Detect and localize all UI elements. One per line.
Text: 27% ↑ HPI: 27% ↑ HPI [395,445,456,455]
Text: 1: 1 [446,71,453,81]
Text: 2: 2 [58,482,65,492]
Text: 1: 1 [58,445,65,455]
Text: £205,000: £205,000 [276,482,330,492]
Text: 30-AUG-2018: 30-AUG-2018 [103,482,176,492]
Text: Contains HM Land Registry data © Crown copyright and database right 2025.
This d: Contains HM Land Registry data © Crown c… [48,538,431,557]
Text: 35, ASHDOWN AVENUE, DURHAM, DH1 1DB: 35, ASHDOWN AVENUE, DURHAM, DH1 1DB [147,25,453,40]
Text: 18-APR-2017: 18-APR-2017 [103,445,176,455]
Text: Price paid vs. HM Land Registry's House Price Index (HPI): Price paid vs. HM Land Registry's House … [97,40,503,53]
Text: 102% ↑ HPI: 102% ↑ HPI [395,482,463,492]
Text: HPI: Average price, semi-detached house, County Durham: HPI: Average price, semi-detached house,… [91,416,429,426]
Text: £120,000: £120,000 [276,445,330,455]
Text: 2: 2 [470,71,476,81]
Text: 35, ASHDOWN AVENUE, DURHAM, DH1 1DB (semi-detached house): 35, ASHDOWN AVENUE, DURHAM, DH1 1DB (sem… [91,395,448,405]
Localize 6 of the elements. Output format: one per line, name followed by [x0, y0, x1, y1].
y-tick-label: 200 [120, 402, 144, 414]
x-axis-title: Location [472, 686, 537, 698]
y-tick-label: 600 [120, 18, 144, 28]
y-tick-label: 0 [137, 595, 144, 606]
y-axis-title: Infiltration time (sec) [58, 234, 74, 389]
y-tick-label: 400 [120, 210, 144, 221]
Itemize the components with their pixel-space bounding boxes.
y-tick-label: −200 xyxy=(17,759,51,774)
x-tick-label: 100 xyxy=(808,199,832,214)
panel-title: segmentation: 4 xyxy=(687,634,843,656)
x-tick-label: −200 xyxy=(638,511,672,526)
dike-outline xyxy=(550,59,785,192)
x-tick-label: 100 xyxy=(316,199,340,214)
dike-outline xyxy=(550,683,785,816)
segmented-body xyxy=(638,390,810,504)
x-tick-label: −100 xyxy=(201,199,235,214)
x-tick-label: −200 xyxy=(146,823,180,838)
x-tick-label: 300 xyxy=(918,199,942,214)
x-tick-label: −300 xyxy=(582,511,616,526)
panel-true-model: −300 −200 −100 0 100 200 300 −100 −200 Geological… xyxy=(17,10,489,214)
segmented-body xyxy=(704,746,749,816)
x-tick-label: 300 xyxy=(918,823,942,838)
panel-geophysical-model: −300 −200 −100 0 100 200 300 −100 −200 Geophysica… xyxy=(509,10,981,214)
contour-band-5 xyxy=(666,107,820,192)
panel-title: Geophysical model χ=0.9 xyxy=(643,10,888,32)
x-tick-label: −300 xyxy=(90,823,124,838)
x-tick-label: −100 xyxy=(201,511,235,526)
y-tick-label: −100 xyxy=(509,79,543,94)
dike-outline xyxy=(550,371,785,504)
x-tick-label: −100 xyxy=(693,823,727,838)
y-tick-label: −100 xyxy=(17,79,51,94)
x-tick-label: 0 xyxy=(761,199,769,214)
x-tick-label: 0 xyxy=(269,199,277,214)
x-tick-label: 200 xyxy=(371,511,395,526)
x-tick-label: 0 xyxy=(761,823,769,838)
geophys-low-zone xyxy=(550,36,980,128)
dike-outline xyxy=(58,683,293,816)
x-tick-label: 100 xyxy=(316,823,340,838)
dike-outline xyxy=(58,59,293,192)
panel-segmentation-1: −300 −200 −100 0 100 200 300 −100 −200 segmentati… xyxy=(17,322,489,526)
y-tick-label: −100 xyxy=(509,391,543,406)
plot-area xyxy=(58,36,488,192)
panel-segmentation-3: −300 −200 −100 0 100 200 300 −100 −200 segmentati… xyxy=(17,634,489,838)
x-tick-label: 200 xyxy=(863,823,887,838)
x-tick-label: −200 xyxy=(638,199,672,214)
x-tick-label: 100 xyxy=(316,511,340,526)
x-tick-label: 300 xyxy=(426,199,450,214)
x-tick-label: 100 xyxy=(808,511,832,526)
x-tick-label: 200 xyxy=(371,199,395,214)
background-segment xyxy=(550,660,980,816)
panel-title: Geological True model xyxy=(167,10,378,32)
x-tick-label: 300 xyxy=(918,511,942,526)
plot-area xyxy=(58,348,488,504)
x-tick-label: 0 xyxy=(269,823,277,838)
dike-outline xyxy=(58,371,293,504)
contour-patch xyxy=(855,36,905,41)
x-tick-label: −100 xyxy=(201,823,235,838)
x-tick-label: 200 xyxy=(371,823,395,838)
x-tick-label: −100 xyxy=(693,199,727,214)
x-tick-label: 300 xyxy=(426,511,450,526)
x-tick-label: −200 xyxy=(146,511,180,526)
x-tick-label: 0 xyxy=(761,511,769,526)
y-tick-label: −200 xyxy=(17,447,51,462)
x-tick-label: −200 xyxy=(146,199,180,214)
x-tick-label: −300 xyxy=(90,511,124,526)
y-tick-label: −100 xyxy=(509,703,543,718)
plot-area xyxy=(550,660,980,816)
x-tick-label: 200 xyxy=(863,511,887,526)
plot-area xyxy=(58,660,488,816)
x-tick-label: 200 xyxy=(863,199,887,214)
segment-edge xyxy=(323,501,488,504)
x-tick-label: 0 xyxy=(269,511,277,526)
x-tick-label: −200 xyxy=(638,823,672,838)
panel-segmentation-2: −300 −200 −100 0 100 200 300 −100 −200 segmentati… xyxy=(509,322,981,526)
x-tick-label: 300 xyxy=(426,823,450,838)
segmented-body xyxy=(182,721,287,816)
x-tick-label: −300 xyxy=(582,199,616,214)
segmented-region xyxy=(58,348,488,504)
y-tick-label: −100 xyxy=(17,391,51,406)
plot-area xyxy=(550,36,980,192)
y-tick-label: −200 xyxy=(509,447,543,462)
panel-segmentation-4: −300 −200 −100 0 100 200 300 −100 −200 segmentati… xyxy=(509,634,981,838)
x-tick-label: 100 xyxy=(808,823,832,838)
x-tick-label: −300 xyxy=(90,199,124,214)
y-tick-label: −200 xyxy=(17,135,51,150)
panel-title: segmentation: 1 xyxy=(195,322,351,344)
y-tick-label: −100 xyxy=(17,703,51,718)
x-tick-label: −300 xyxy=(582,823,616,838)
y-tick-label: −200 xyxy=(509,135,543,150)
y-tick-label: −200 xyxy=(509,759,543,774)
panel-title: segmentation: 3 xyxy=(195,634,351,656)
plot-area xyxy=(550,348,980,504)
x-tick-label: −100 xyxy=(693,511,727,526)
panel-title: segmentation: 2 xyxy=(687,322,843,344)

__Your objective__: Transcribe every row above verbatim, preserving the original order, wording, punctuation, and coordinates.

__Correct result__:
Detect and localize all UI elements. One per line.
Text: 27% ↑ HPI: 27% ↑ HPI [395,445,456,455]
Text: 1: 1 [446,71,453,81]
Text: 2: 2 [58,482,65,492]
Text: 1: 1 [58,445,65,455]
Text: £205,000: £205,000 [276,482,330,492]
Text: 30-AUG-2018: 30-AUG-2018 [103,482,176,492]
Text: Contains HM Land Registry data © Crown copyright and database right 2025.
This d: Contains HM Land Registry data © Crown c… [48,538,431,557]
Text: 35, ASHDOWN AVENUE, DURHAM, DH1 1DB: 35, ASHDOWN AVENUE, DURHAM, DH1 1DB [147,25,453,40]
Text: 18-APR-2017: 18-APR-2017 [103,445,176,455]
Text: Price paid vs. HM Land Registry's House Price Index (HPI): Price paid vs. HM Land Registry's House … [97,40,503,53]
Text: 102% ↑ HPI: 102% ↑ HPI [395,482,463,492]
Text: HPI: Average price, semi-detached house, County Durham: HPI: Average price, semi-detached house,… [91,416,429,426]
Text: £120,000: £120,000 [276,445,330,455]
Text: 2: 2 [470,71,476,81]
Text: 35, ASHDOWN AVENUE, DURHAM, DH1 1DB (semi-detached house): 35, ASHDOWN AVENUE, DURHAM, DH1 1DB (sem… [91,395,448,405]
Localize 6 of the elements. Output format: one per line, name followed by [x0, y0, x1, y1].
y-tick-label: 200 [120, 402, 144, 414]
x-axis-title: Location [472, 686, 537, 698]
y-tick-label: 600 [120, 18, 144, 28]
y-tick-label: 0 [137, 595, 144, 606]
y-axis-title: Infiltration time (sec) [58, 234, 74, 389]
y-tick-label: 400 [120, 210, 144, 221]
Itemize the components with their pixel-space bounding boxes.
y-tick-label: −200 xyxy=(17,759,51,774)
x-tick-label: 100 xyxy=(808,199,832,214)
panel-title: segmentation: 4 xyxy=(687,634,843,656)
x-tick-label: −200 xyxy=(638,511,672,526)
dike-outline xyxy=(550,59,785,192)
x-tick-label: 100 xyxy=(316,199,340,214)
dike-outline xyxy=(550,683,785,816)
segmented-body xyxy=(638,390,810,504)
x-tick-label: −100 xyxy=(201,199,235,214)
x-tick-label: −200 xyxy=(146,823,180,838)
x-tick-label: 300 xyxy=(918,199,942,214)
x-tick-label: −300 xyxy=(582,511,616,526)
panel-true-model: −300 −200 −100 0 100 200 300 −100 −200 Geological… xyxy=(17,10,489,214)
segmented-body xyxy=(704,746,749,816)
x-tick-label: 300 xyxy=(918,823,942,838)
panel-geophysical-model: −300 −200 −100 0 100 200 300 −100 −200 Geophysica… xyxy=(509,10,981,214)
contour-band-5 xyxy=(666,107,820,192)
panel-title: Geophysical model χ=0.9 xyxy=(643,10,888,32)
x-tick-label: −300 xyxy=(90,823,124,838)
x-tick-label: −100 xyxy=(201,511,235,526)
y-tick-label: −100 xyxy=(509,79,543,94)
dike-outline xyxy=(550,371,785,504)
x-tick-label: −100 xyxy=(693,823,727,838)
y-tick-label: −100 xyxy=(17,79,51,94)
x-tick-label: 0 xyxy=(761,199,769,214)
x-tick-label: 0 xyxy=(269,199,277,214)
x-tick-label: 200 xyxy=(371,511,395,526)
x-tick-label: 0 xyxy=(761,823,769,838)
geophys-low-zone xyxy=(550,36,980,128)
dike-outline xyxy=(58,683,293,816)
x-tick-label: 100 xyxy=(316,823,340,838)
dike-outline xyxy=(58,59,293,192)
panel-segmentation-1: −300 −200 −100 0 100 200 300 −100 −200 segmentati… xyxy=(17,322,489,526)
y-tick-label: −100 xyxy=(509,391,543,406)
plot-area xyxy=(58,36,488,192)
panel-segmentation-3: −300 −200 −100 0 100 200 300 −100 −200 segmentati… xyxy=(17,634,489,838)
x-tick-label: 200 xyxy=(863,823,887,838)
x-tick-label: −200 xyxy=(638,199,672,214)
x-tick-label: 100 xyxy=(316,511,340,526)
x-tick-label: 300 xyxy=(426,199,450,214)
x-tick-label: 100 xyxy=(808,511,832,526)
x-tick-label: 200 xyxy=(371,199,395,214)
background-segment xyxy=(550,660,980,816)
panel-title: Geological True model xyxy=(167,10,378,32)
x-tick-label: 300 xyxy=(918,511,942,526)
plot-area xyxy=(58,348,488,504)
x-tick-label: 0 xyxy=(269,823,277,838)
dike-outline xyxy=(58,371,293,504)
contour-patch xyxy=(855,36,905,41)
x-tick-label: −100 xyxy=(201,823,235,838)
x-tick-label: 200 xyxy=(371,823,395,838)
x-tick-label: −100 xyxy=(693,199,727,214)
x-tick-label: 300 xyxy=(426,511,450,526)
x-tick-label: −200 xyxy=(146,511,180,526)
x-tick-label: 0 xyxy=(761,511,769,526)
y-tick-label: −200 xyxy=(17,447,51,462)
x-tick-label: −200 xyxy=(146,199,180,214)
x-tick-label: −300 xyxy=(90,511,124,526)
y-tick-label: −100 xyxy=(509,703,543,718)
plot-area xyxy=(550,660,980,816)
x-tick-label: 200 xyxy=(863,511,887,526)
plot-area xyxy=(58,660,488,816)
x-tick-label: 200 xyxy=(863,199,887,214)
segment-edge xyxy=(323,501,488,504)
x-tick-label: 0 xyxy=(269,511,277,526)
x-tick-label: −200 xyxy=(638,823,672,838)
panel-segmentation-2: −300 −200 −100 0 100 200 300 −100 −200 segmentati… xyxy=(509,322,981,526)
x-tick-label: 300 xyxy=(426,823,450,838)
segmented-body xyxy=(182,721,287,816)
x-tick-label: −300 xyxy=(582,199,616,214)
segmented-region xyxy=(58,348,488,504)
y-tick-label: −100 xyxy=(17,391,51,406)
plot-area xyxy=(550,36,980,192)
y-tick-label: −200 xyxy=(509,447,543,462)
panel-segmentation-4: −300 −200 −100 0 100 200 300 −100 −200 segmentati… xyxy=(509,634,981,838)
x-tick-label: 100 xyxy=(808,823,832,838)
x-tick-label: −300 xyxy=(90,199,124,214)
y-tick-label: −200 xyxy=(17,135,51,150)
panel-title: segmentation: 1 xyxy=(195,322,351,344)
y-tick-label: −100 xyxy=(17,703,51,718)
x-tick-label: −300 xyxy=(582,823,616,838)
y-tick-label: −200 xyxy=(509,135,543,150)
y-tick-label: −200 xyxy=(509,759,543,774)
panel-title: segmentation: 3 xyxy=(195,634,351,656)
plot-area xyxy=(550,348,980,504)
x-tick-label: −100 xyxy=(693,511,727,526)
panel-title: segmentation: 2 xyxy=(687,322,843,344)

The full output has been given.